Figure record listings:
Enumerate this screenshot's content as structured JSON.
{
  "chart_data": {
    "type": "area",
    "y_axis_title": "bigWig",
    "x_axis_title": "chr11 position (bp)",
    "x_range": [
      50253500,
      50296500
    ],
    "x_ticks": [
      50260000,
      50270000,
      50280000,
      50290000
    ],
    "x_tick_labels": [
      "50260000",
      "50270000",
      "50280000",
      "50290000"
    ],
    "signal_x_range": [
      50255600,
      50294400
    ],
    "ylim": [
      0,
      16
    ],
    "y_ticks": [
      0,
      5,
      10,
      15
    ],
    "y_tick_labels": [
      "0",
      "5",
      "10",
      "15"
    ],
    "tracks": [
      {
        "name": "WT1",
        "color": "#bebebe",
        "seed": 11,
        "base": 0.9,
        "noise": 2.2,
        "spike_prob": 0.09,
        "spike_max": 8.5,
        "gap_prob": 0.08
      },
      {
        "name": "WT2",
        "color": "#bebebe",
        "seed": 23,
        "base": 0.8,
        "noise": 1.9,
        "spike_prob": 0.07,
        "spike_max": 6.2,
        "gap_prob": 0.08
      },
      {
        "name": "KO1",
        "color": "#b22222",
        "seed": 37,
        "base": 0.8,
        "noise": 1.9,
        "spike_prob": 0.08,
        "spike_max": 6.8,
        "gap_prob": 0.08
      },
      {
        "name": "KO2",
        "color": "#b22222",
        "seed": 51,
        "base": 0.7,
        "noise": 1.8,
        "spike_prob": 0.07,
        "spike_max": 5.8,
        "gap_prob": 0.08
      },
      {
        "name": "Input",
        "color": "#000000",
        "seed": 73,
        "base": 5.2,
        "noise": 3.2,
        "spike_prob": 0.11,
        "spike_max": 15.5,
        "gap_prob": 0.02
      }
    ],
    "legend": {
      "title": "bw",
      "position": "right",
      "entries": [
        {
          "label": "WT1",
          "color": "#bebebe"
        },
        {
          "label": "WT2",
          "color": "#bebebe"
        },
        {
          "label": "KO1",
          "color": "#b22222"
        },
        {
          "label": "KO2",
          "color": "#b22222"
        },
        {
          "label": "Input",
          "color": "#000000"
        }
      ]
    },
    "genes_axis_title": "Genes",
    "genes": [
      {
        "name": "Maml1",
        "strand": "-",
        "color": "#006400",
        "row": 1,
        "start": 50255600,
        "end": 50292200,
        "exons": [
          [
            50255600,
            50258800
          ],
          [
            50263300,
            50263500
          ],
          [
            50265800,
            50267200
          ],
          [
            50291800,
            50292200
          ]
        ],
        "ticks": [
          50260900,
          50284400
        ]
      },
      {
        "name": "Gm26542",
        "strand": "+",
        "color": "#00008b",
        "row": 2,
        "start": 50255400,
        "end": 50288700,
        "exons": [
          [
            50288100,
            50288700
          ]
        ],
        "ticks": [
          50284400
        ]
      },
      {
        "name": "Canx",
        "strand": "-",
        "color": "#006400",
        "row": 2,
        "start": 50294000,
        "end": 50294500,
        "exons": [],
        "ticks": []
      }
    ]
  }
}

# WHAT IS REQUIRED:
Throughout the data above, copy all lines where the word "name" is found.

# ANSWER TO THE EXERCISE:
        "name": "WT1",
        "name": "WT2",
        "name": "KO1",
        "name": "KO2",
        "name": "Input",
        "name": "Maml1",
        "name": "Gm26542",
        "name": "Canx",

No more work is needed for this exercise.